Teach by Example
We are provided with a multitude of opportunities in our lives to decide whether we wish to manage or be managed by our experiences. At some point, it is probably beneficial to remember who actually holds the power in most circumstances (should it actually be utilized).
Because of the nature of my work, I am not fond of casual telephone conversations. I spend hours of time on the phone speaking with clients, so (when I am not working), it is not my chosen means of communication in most circumstances. I prefer to text or to simply meet in person. Since this may not be the norm for everyone, I always make a concentrated effort to relay this information to others (“here’s something that you should know about me.”). This is my way of alleviating any uncomfortable assumptions that may arise, so that the people in my life do not unnecessarily personalize my choice as a reflection of my relationship with them. In harsher terms: this is not about you, so any attempts to make it about you are the result of your own feelings/story of victimization, inadequacies, insecurity, etc.
Despite my intermittent reminders of my preference, there are those who continually choose to ignore my desires in favor of their own. There’s nothing wrong with that, of course (it’s nice that someone actually has a desire to speak with me). It does not change my disdain for phone conversations, however. So, I am left with a choice. I can answer the call despite my very real irritation and disgust for what seems to be blatant disregard. I can remind them yet again that this is not my favorite means of communication. Or, I can simply not answer the phone. By choosing the later, they will eventually learn that I am not going to answer the phone. If they fail to learn the lesson, they can continue to fuel their own frustration by disregarding both my stated preferences and the law of cause and effect. That is up to them. It is no longer my responsibility.

## WHAT YOU HAVE TO DO
Could you write out the piece on teaching by example again, starting with "Teach by Example" and going on through "actually be utilized).", replacing "opportunities" with "chances"?

## DATASET ENTRIES
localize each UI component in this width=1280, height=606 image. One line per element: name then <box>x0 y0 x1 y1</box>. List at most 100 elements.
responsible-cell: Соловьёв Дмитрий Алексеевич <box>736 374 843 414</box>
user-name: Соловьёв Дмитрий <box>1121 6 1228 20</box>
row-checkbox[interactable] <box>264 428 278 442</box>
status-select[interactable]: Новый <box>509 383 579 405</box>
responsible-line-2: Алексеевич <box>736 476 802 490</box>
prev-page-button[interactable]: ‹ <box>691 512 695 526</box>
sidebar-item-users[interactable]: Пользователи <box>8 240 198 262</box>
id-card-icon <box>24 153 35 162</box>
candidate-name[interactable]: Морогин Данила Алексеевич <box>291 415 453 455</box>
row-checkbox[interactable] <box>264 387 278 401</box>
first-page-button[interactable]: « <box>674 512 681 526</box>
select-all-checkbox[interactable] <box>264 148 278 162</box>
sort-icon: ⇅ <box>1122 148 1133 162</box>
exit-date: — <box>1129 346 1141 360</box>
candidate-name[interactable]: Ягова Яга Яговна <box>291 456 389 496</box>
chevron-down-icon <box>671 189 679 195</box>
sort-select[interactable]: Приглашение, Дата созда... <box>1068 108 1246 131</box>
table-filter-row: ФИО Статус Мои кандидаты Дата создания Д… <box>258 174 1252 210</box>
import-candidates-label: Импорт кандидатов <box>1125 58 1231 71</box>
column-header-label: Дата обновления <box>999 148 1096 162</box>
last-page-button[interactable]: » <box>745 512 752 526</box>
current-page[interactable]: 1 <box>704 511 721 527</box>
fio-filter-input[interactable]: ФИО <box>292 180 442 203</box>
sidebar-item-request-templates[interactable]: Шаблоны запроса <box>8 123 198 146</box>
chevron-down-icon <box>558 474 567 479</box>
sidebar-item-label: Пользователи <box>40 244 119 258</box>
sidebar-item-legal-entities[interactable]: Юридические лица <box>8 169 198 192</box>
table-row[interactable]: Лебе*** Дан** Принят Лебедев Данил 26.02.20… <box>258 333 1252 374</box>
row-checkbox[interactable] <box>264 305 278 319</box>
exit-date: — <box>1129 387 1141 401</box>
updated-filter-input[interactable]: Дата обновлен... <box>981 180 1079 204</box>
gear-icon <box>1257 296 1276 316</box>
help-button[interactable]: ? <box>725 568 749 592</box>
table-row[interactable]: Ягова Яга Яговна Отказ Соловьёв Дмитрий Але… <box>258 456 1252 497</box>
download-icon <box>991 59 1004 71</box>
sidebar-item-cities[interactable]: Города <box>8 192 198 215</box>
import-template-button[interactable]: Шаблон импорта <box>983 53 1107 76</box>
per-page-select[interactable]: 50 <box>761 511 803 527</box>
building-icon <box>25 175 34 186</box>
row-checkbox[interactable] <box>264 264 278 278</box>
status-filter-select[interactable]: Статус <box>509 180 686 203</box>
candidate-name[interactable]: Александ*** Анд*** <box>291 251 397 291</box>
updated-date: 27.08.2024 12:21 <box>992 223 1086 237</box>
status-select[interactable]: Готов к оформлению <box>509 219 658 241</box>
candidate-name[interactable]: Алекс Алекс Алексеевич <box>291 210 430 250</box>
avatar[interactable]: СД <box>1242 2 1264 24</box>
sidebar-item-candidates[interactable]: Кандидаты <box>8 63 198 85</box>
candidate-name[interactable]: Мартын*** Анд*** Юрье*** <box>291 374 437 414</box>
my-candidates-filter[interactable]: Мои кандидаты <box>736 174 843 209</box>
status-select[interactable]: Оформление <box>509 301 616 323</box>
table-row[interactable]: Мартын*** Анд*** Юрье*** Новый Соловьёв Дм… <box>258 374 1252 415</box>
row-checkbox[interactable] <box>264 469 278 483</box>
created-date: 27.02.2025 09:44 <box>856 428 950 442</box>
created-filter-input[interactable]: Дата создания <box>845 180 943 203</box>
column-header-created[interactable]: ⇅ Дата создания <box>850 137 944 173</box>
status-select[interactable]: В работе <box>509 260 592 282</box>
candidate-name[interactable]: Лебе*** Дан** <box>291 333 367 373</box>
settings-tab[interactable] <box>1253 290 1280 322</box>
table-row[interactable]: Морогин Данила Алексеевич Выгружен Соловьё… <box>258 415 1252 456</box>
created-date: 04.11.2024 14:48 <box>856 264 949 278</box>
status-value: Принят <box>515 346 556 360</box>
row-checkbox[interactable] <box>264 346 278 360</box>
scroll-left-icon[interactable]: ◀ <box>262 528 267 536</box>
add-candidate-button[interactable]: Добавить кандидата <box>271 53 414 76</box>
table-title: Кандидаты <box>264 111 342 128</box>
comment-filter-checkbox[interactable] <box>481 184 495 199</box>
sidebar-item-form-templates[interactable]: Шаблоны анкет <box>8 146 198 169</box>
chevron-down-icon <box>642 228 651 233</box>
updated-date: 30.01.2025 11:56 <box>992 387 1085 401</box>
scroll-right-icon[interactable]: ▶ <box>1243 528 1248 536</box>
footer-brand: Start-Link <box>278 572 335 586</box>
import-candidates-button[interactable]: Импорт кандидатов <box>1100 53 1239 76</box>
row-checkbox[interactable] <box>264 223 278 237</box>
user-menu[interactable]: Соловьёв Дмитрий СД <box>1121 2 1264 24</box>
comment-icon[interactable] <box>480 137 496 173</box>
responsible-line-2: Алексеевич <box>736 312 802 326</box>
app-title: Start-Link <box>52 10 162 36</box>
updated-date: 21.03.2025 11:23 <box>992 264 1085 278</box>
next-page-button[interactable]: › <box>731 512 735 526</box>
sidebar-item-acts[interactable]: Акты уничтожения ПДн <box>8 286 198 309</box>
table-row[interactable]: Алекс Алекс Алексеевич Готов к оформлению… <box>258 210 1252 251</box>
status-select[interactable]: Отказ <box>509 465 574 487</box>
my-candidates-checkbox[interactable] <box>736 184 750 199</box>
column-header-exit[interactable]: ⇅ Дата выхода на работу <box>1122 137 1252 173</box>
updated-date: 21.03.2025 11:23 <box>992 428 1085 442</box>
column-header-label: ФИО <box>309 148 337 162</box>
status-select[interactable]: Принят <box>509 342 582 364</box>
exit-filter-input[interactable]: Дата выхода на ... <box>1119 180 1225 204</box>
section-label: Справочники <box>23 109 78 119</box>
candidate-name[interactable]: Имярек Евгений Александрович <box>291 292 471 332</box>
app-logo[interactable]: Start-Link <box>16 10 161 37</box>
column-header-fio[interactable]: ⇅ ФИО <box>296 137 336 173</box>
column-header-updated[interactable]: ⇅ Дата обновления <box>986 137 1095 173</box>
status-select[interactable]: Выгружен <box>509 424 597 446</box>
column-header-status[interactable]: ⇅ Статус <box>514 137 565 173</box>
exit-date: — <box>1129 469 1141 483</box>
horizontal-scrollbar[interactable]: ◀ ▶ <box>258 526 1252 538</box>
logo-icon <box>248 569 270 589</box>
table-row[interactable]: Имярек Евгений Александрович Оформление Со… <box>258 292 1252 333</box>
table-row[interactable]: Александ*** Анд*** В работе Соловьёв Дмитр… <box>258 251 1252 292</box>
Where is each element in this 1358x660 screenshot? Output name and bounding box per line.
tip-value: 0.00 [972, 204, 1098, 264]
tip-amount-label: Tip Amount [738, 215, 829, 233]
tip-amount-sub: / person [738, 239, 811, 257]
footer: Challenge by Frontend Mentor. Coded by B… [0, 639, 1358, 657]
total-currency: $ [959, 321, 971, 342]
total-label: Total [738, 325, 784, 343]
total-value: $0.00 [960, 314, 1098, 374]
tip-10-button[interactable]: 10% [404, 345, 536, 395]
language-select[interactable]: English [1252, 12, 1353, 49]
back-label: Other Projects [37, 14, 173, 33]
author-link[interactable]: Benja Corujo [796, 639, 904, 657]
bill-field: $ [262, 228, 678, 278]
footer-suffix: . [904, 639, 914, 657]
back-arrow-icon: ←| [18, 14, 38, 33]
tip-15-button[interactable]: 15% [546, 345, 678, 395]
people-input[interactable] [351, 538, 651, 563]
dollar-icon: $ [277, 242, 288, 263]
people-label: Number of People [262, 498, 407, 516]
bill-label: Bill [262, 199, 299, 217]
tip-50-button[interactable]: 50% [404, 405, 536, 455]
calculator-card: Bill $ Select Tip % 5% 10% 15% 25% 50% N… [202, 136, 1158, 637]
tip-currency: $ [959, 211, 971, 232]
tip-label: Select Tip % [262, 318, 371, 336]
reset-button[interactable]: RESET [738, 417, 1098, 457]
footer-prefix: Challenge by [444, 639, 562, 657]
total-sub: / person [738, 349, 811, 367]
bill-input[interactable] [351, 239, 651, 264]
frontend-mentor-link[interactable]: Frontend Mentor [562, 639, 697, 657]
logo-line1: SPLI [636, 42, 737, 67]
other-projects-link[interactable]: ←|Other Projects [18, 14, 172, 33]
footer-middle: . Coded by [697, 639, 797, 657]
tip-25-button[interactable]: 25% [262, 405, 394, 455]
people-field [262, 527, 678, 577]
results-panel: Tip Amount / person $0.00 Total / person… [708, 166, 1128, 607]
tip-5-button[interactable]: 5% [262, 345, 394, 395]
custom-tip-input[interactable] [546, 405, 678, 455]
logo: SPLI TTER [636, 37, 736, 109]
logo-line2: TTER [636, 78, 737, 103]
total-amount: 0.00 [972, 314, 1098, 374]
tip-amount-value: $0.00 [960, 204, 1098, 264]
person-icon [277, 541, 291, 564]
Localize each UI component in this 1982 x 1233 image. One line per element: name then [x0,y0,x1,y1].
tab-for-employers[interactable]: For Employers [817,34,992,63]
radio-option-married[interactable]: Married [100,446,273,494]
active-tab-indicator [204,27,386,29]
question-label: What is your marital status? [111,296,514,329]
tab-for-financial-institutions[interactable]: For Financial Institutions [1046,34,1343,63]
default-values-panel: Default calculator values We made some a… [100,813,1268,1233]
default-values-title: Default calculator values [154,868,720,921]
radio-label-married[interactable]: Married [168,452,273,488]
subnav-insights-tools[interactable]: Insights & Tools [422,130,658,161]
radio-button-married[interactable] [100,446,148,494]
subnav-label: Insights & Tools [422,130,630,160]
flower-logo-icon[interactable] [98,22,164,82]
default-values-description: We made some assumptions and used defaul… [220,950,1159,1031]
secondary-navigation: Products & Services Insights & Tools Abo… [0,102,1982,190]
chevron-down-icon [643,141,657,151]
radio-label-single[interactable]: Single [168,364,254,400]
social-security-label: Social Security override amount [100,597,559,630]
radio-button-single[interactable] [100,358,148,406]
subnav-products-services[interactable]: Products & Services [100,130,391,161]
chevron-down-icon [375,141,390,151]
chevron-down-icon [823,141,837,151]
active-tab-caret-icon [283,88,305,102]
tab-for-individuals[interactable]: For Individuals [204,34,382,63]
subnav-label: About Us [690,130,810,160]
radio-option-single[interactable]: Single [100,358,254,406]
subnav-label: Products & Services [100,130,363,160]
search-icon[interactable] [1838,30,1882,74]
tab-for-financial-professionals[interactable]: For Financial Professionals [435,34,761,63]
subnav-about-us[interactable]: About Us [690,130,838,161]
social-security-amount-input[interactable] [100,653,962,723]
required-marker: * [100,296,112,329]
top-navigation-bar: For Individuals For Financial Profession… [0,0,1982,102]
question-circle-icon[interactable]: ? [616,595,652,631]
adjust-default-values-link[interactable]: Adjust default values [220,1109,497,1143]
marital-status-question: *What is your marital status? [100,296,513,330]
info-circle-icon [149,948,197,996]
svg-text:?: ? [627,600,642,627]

## TASK SOLUTION
Teach by Example
We are provided with a multitude of chances in our lives to decide whether we wish to manage or be managed by our experiences. At some point, it is probably beneficial to remember who actually holds the power in most circumstances (should it actually be utilized).